Take the material below and write it all out again exactly.
:: PROVIDED ENTRIES
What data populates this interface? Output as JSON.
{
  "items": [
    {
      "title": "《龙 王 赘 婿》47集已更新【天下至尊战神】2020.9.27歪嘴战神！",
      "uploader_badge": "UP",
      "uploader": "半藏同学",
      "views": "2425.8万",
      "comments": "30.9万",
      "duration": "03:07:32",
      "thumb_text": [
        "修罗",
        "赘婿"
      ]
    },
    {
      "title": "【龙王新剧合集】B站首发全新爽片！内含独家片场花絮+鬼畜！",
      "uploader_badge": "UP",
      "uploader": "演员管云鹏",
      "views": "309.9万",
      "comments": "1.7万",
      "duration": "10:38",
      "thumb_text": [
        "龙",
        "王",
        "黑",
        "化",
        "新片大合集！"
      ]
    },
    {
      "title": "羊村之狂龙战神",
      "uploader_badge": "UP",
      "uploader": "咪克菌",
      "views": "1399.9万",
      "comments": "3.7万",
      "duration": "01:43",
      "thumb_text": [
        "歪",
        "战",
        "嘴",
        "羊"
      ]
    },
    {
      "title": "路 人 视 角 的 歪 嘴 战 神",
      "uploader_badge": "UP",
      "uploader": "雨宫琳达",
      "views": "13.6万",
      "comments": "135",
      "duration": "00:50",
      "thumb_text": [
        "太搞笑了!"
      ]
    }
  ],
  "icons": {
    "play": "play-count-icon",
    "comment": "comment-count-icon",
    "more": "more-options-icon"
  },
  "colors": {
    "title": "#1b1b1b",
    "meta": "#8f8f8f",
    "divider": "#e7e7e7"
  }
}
::::
__SOLUTION FOR THIS EXERCISE__.
What data populates this interface? Output as JSON.
{
  "items": [
    {
      "title": "《龙 王 赘 婿》47集已更新【天下至尊战神】2020.9.27歪嘴战神！",
      "uploader_badge": "UP",
      "uploader": "半藏同学",
      "views": "2425.8万",
      "comments": "30.9万",
      "duration": "03:07:32",
      "thumb_text": [
        "修罗",
        "赘婿"
      ]
    },
    {
      "title": "【龙王新剧合集】B站首发全新爽片！内含独家片场花絮+鬼畜！",
      "uploader_badge": "UP",
      "uploader": "演员管云鹏",
      "views": "309.9万",
      "comments": "1.7万",
      "duration": "10:38",
      "thumb_text": [
        "龙",
        "王",
        "黑",
        "化",
        "新片大合集！"
      ]
    },
    {
      "title": "羊村之狂龙战神",
      "uploader_badge": "UP",
      "uploader": "咪克菌",
      "views": "1399.9万",
      "comments": "3.7万",
      "duration": "01:43",
      "thumb_text": [
        "歪",
        "战",
        "嘴",
        "羊"
      ]
    },
    {
      "title": "路 人 视 角 的 歪 嘴 战 神",
      "uploader_badge": "UP",
      "uploader": "雨宫琳达",
      "views": "13.6万",
      "comments": "135",
      "duration": "00:50",
      "thumb_text": [
        "太搞笑了!"
      ]
    }
  ],
  "icons": {
    "play": "play-count-icon",
    "comment": "comment-count-icon",
    "more": "more-options-icon"
  },
  "colors": {
    "title": "#1b1b1b",
    "meta": "#8f8f8f",
    "divider": "#e7e7e7"
  }
}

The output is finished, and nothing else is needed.